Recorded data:
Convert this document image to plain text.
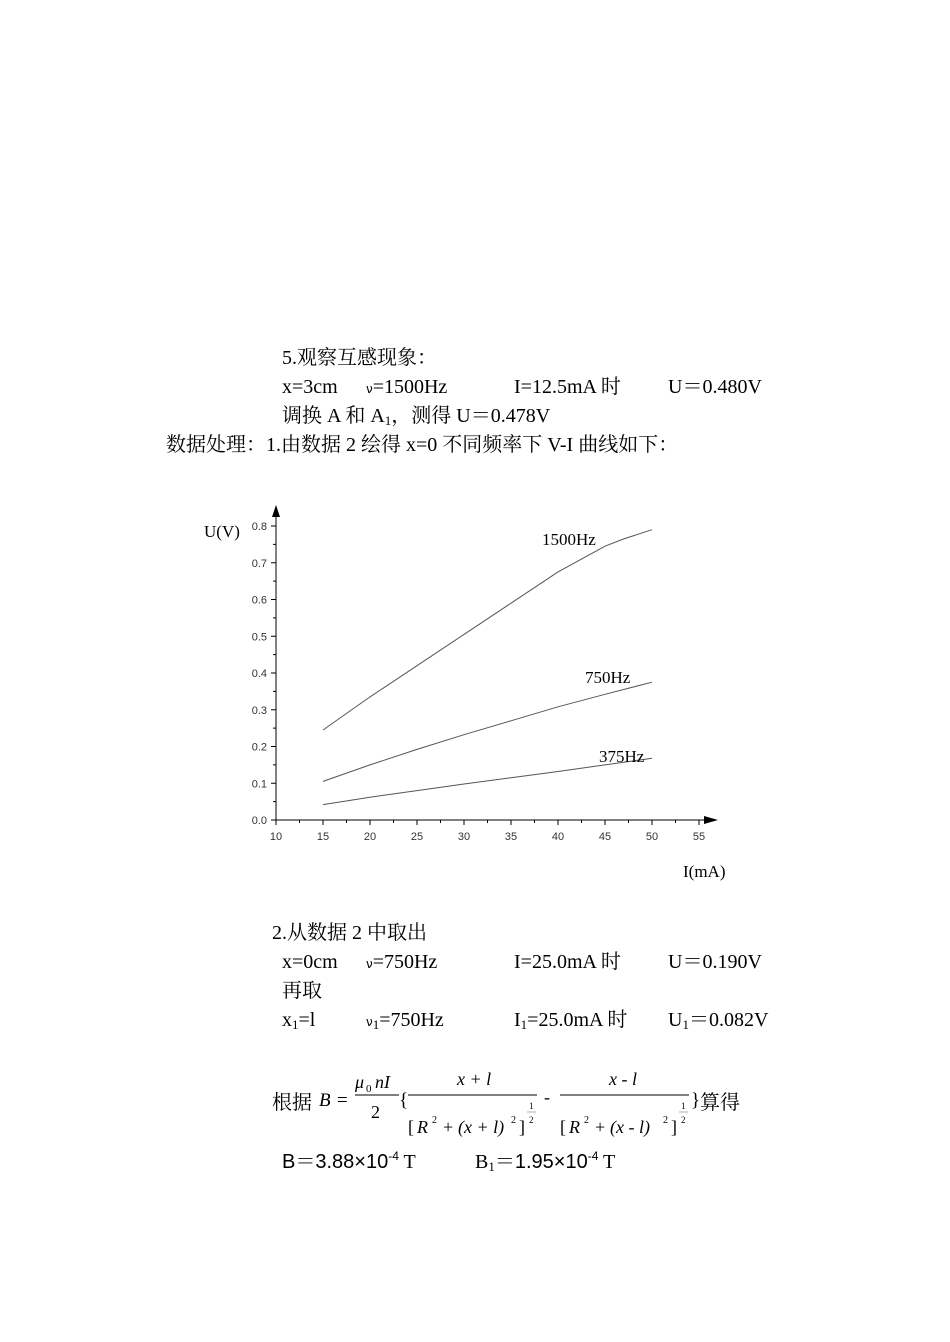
5.观察互感现象：
x=3cm ν=1500Hz	I=12.5mA 时 U＝0.480V
调换 A 和 $A_1$，测得 U＝0.478V
数据处理：1.由数据 2 绘得 x=0 不同频率下 V-I 曲线如下：
0.0
0.1
0.2
0.3
0.4
0.5
0.6
0.7
0.8
10	15	20	25	30	35	40	45	50	55
U(V)
I(mA)
1500Hz
750Hz
375Hz
2.从数据 2 中取出
x=0cm ν=750Hz	I=25.0mA 时 U＝0.190V
再取
$x_1=l$	$\nu_1=750Hz$	$I_1=25.0mA$ 时 $U_1=0.082V$
根据 B =
μ 0 nI
2
{
x + l
[ R 2 + (x + l) 2 ]
1
2
-
x - l
[ R 2 + (x - l) 2 ]
1
2
} 算得
$B=3.88\times 10^{-4}$ T	$B_1=1.95\times 10^{-4}$ T
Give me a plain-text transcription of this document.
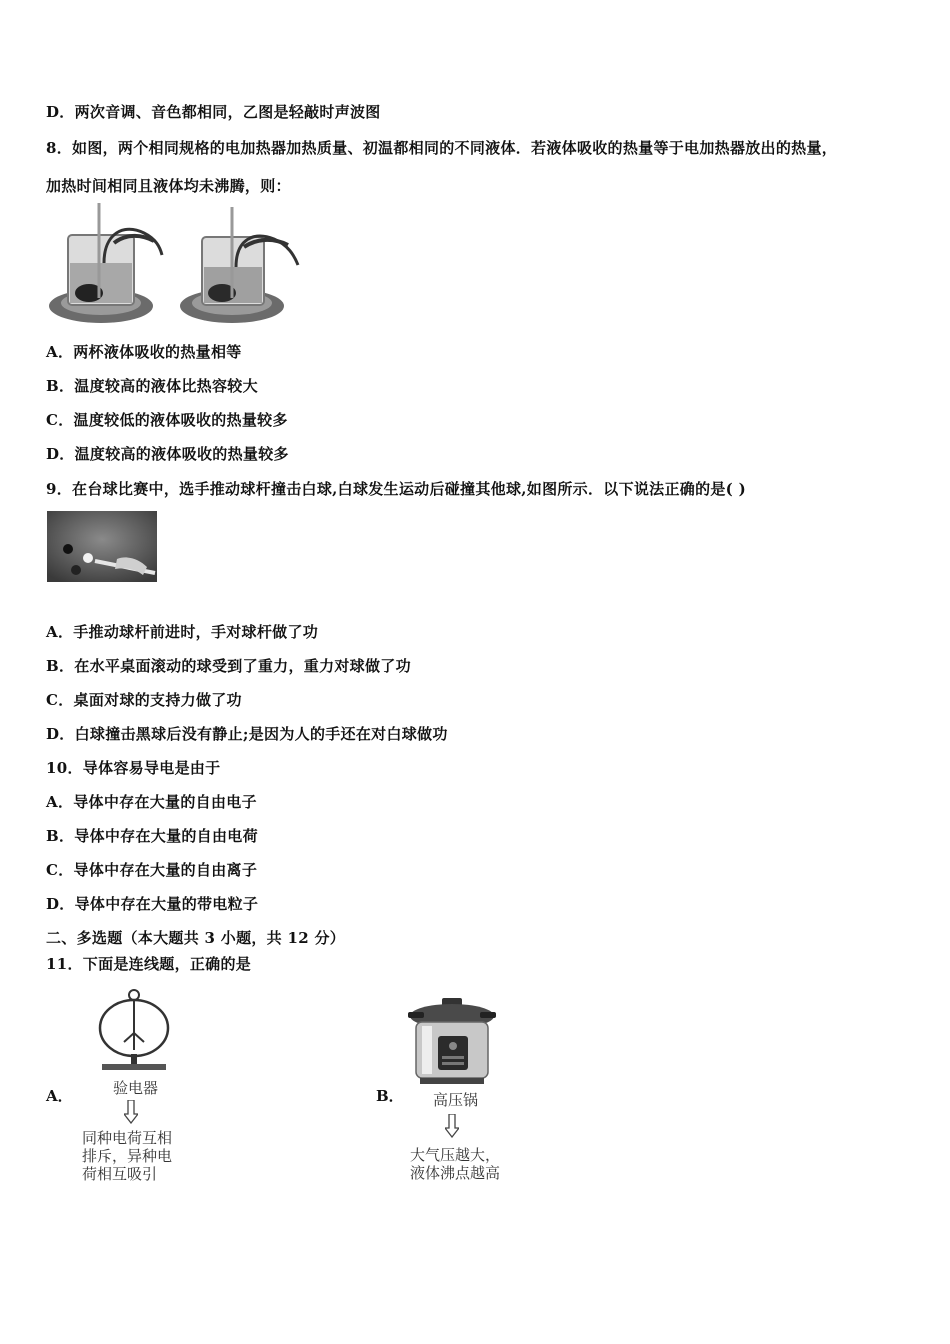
D．两次音调、音色都相同，乙图是轻敲时声波图
8．如图，两个相同规格的电加热器加热质量、初温都相同的不同液体．若液体吸收的热量等于电加热器放出的热量，
加热时间相同且液体均未沸腾，则：
A．两杯液体吸收的热量相等
B．温度较高的液体比热容较大
C．温度较低的液体吸收的热量较多
D．温度较高的液体吸收的热量较多
9．在台球比赛中，选手推动球杆撞击白球,白球发生运动后碰撞其他球,如图所示．以下说法正确的是( )
A．手推动球杆前进时，手对球杆做了功
B．在水平桌面滚动的球受到了重力，重力对球做了功
C．桌面对球的支持力做了功
D．白球撞击黑球后没有静止;是因为人的手还在对白球做功
10．导体容易导电是由于
A．导体中存在大量的自由电子
B．导体中存在大量的自由电荷
C．导体中存在大量的自由离子
D．导体中存在大量的带电粒子
二、多选题（本大题共 3 小题，共 12 分）
11．下面是连线题，正确的是
A．	验电器
同种电荷互相
排斥，异种电
荷相互吸引
B． 高压锅
大气压越大，
液体沸点越高
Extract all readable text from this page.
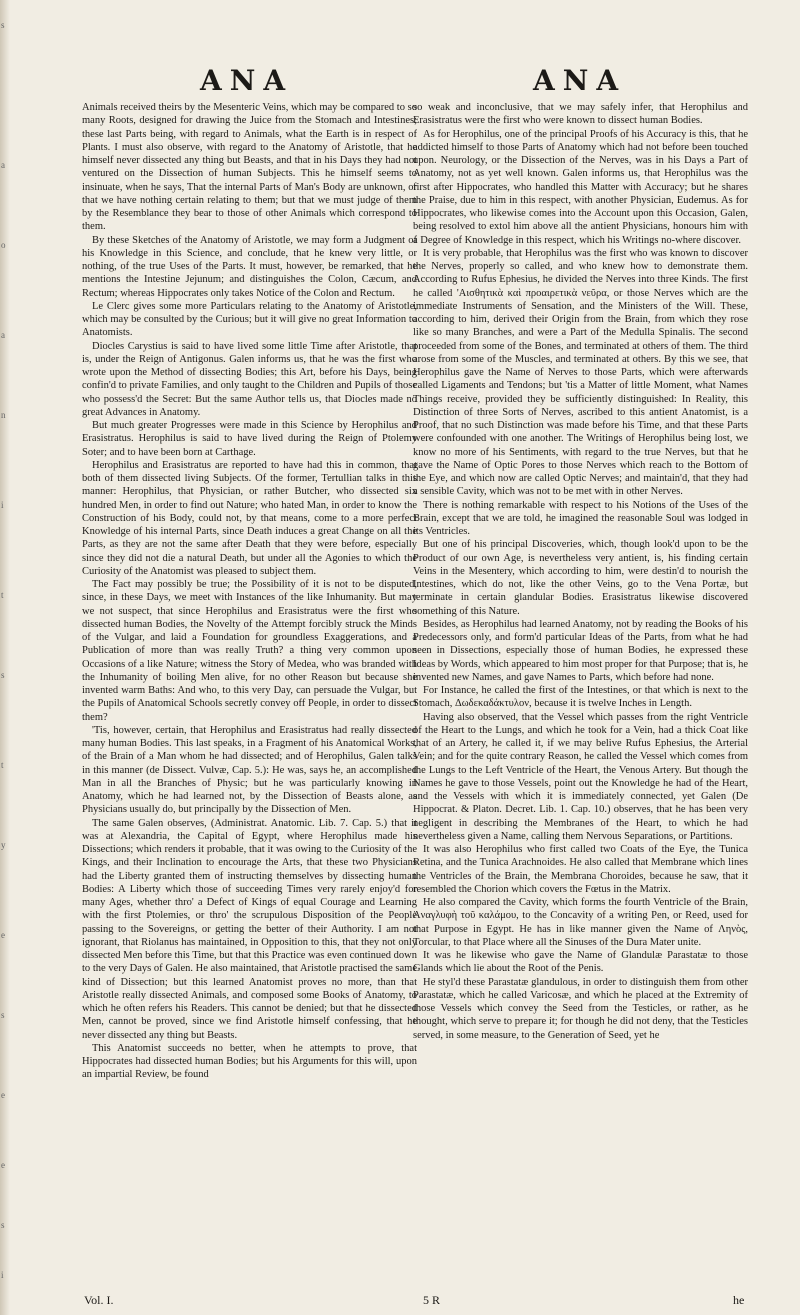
s
a
o
a
n
i
t
s
t
y
e
s
e
e
s
i
ANA	ANA

Animals received theirs by the Mesenteric Veins, which may be compared to so many Roots, designed for drawing the Juice from the Stomach and Intestines; these last Parts being, with regard to Animals, what the Earth is in respect of Plants. I must also observe, with regard to the Anatomy of Aristotle, that he himself never dissected any thing but Beasts, and that in his Days they had not ventured on the Dissection of human Subjects. This he himself seems to insinuate, when he says, That the internal Parts of Man's Body are unknown, or that we have nothing certain relating to them; but that we must judge of them by the Resemblance they bear to those of other Animals which correspond to them.

By these Sketches of the Anatomy of Aristotle, we may form a Judgment of his Knowledge in this Science, and conclude, that he knew very little, or nothing, of the true Uses of the Parts. It must, however, be remarked, that he mentions the Intestine Jejunum; and distinguishes the Colon, Cæcum, and Rectum; whereas Hippocrates only takes Notice of the Colon and Rectum.

Le Clerc gives some more Particulars relating to the Anatomy of Aristotle, which may be consulted by the Curious; but it will give no great Information to Anatomists.

Diocles Carystius is said to have lived some little Time after Aristotle, that is, under the Reign of Antigonus. Galen informs us, that he was the first who wrote upon the Method of dissecting Bodies; this Art, before his Days, being confin'd to private Families, and only taught to the Children and Pupils of those who possess'd the Secret: But the same Author tells us, that Diocles made no great Advances in Anatomy.

But much greater Progresses were made in this Science by Herophilus and Erasistratus. Herophilus is said to have lived during the Reign of Ptolemy Soter; and to have been born at Carthage.

Herophilus and Erasistratus are reported to have had this in common, that both of them dissected living Subjects. Of the former, Tertullian talks in this manner: Herophilus, that Physician, or rather Butcher, who dissected six hundred Men, in order to find out Nature; who hated Man, in order to know the Construction of his Body, could not, by that means, come to a more perfect Knowledge of his internal Parts, since Death induces a great Change on all the Parts, as they are not the same after Death that they were before, especially since they did not die a natural Death, but under all the Agonies to which the Curiosity of the Anatomist was pleased to subject them.

The Fact may possibly be true; the Possibility of it is not to be disputed, since, in these Days, we meet with Instances of the like Inhumanity. But may we not suspect, that since Herophilus and Erasistratus were the first who dissected human Bodies, the Novelty of the Attempt forcibly struck the Minds of the Vulgar, and laid a Foundation for groundless Exaggerations, and a Publication of more than was really Truth? a thing very common upon Occasions of a like Nature; witness the Story of Medea, who was branded with the Inhumanity of boiling Men alive, for no other Reason but because she invented warm Baths: And who, to this very Day, can persuade the Vulgar, but the Pupils of Anatomical Schools secretly convey off People, in order to dissect them?

'Tis, however, certain, that Herophilus and Erasistratus had really dissected many human Bodies. This last speaks, in a Fragment of his Anatomical Works, of the Brain of a Man whom he had dissected; and of Herophilus, Galen talks in this manner (de Dissect. Vulvæ, Cap. 5.): He was, says he, an accomplished Man in all the Branches of Physic; but he was particularly knowing in Anatomy, which he had learned not, by the Dissection of Beasts alone, as Physicians usually do, but principally by the Dissection of Men.

The same Galen observes, (Administrat. Anatomic. Lib. 7. Cap. 5.) that it was at Alexandria, the Capital of Egypt, where Herophilus made his Dissections; which renders it probable, that it was owing to the Curiosity of the Kings, and their Inclination to encourage the Arts, that these two Physicians had the Liberty granted them of instructing themselves by dissecting human Bodies: A Liberty which those of succeeding Times very rarely enjoy'd for many Ages, whether thro' a Defect of Kings of equal Courage and Learning with the first Ptolemies, or thro' the scrupulous Disposition of the People passing to the Sovereigns, or getting the better of their Authority. I am not ignorant, that Riolanus has maintained, in Opposition to this, that they not only dissected Men before this Time, but that this Practice was even continued down to the very Days of Galen. He also maintained, that Aristotle practised the same kind of Dissection; but this learned Anatomist proves no more, than that Aristotle really dissected Animals, and composed some Books of Anatomy, to which he often refers his Readers. This cannot be denied; but that he dissected Men, cannot be proved, since we find Aristotle himself confessing, that he never dissected any thing but Beasts.

This Anatomist succeeds no better, when he attempts to prove, that Hippocrates had dissected human Bodies; but his Arguments for this will, upon an impartial Review, be found

so weak and inconclusive, that we may safely infer, that Herophilus and Erasistratus were the first who were known to dissect human Bodies.

As for Herophilus, one of the principal Proofs of his Accuracy is this, that he addicted himself to those Parts of Anatomy which had not before been touched upon. Neurology, or the Dissection of the Nerves, was in his Days a Part of Anatomy, not as yet well known. Galen informs us, that Herophilus was the first after Hippocrates, who handled this Matter with Accuracy; but he shares the Praise, due to him in this respect, with another Physician, Eudemus. As for Hippocrates, who likewise comes into the Account upon this Occasion, Galen, being resolved to extol him above all the antient Physicians, honours him with a Degree of Knowledge in this respect, which his Writings no-where discover.

It is very probable, that Herophilus was the first who was known to discover the Nerves, properly so called, and who knew how to demonstrate them. According to Rufus Ephesius, he divided the Nerves into three Kinds. The first he called 'Αισθητικὰ καὶ προαιρετικὰ νεῦρα, or those Nerves which are the immediate Instruments of Sensation, and the Ministers of the Will. These, according to him, derived their Origin from the Brain, from which they rose like so many Branches, and were a Part of the Medulla Spinalis. The second proceeded from some of the Bones, and terminated at others of them. The third arose from some of the Muscles, and terminated at others. By this we see, that Herophilus gave the Name of Nerves to those Parts, which were afterwards called Ligaments and Tendons; but 'tis a Matter of little Moment, what Names Things receive, provided they be sufficiently distinguished: In Reality, this Distinction of three Sorts of Nerves, ascribed to this antient Anatomist, is a Proof, that no such Distinction was made before his Time, and that these Parts were confounded with one another. The Writings of Herophilus being lost, we know no more of his Sentiments, with regard to the true Nerves, but that he gave the Name of Optic Pores to those Nerves which reach to the Bottom of the Eye, and which now are called Optic Nerves; and maintain'd, that they had a sensible Cavity, which was not to be met with in other Nerves.

There is nothing remarkable with respect to his Notions of the Uses of the Brain, except that we are told, he imagined the reasonable Soul was lodged in its Ventricles.

But one of his principal Discoveries, which, though look'd upon to be the Product of our own Age, is nevertheless very antient, is, his finding certain Veins in the Mesentery, which according to him, were destin'd to nourish the Intestines, which do not, like the other Veins, go to the Vena Portæ, but terminate in certain glandular Bodies. Erasistratus likewise discovered something of this Nature.

Besides, as Herophilus had learned Anatomy, not by reading the Books of his Predecessors only, and form'd particular Ideas of the Parts, from what he had seen in Dissections, especially those of human Bodies, he expressed these Ideas by Words, which appeared to him most proper for that Purpose; that is, he invented new Names, and gave Names to Parts, which before had none.

For Instance, he called the first of the Intestines, or that which is next to the Stomach, Δωδεκαδάκτυλον, because it is twelve Inches in Length.

Having also observed, that the Vessel which passes from the right Ventricle of the Heart to the Lungs, and which he took for a Vein, had a thick Coat like that of an Artery, he called it, if we may belive Rufus Ephesius, the Arterial Vein; and for the quite contrary Reason, he called the Vessel which comes from the Lungs to the Left Ventricle of the Heart, the Venous Artery. But though the Names he gave to those Vessels, point out the Knowledge he had of the Heart, and the Vessels with which it is immediately connected, yet Galen (De Hippocrat. & Platon. Decret. Lib. 1. Cap. 10.) observes, that he has been very negligent in describing the Membranes of the Heart, to which he had nevertheless given a Name, calling them Nervous Separations, or Partitions.

It was also Herophilus who first called two Coats of the Eye, the Tunica Retina, and the Tunica Arachnoides. He also called that Membrane which lines the Ventricles of the Brain, the Membrana Choroides, because he saw, that it resembled the Chorion which covers the Fœtus in the Matrix.

He also compared the Cavity, which forms the fourth Ventricle of the Brain, Ἀναγλυφὴ τοῦ καλάμου, to the Concavity of a writing Pen, or Reed, used for that Purpose in Egypt. He has in like manner given the Name of Ληνὸς, Torcular, to that Place where all the Sinuses of the Dura Mater unite.

It was he likewise who gave the Name of Glandulæ Parastatæ to those Glands which lie about the Root of the Penis.

He styl'd these Parastatæ glandulous, in order to distinguish them from other Parastatæ, which he called Varicosæ, and which he placed at the Extremity of those Vessels which convey the Seed from the Testicles, or rather, as he thought, which serve to prepare it; for though he did not deny, that the Testicles served, in some measure, to the Generation of Seed, yet he

Vol. I.	5 R	he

• _AIM_
In the entries above, find every line with the word "especially" and list it.

• _EXPECTED ANSWER_
Herophilus and Erasistratus are reported to have had this in common, that both of them dissected living Subjects. Of the former, Tertullian talks in this manner: Herophilus, that Physician, or rather Butcher, who dissected six hundred Men, in order to find out Nature; who hated Man, in order to know the Construction of his Body, could not, by that means, come to a more perfect Knowledge of his internal Parts, since Death induces a great Change on all the Parts, as they are not the same after Death that they were before, especially since they did not die a natural Death, but under all the Agonies to which the Curiosity of the Anatomist was pleased to subject them.
Besides, as Herophilus had learned Anatomy, not by reading the Books of his Predecessors only, and form'd particular Ideas of the Parts, from what he had seen in Dissections, especially those of human Bodies, he expressed these Ideas by Words, which appeared to him most proper for that Purpose; that is, he invented new Names, and gave Names to Parts, which before had none.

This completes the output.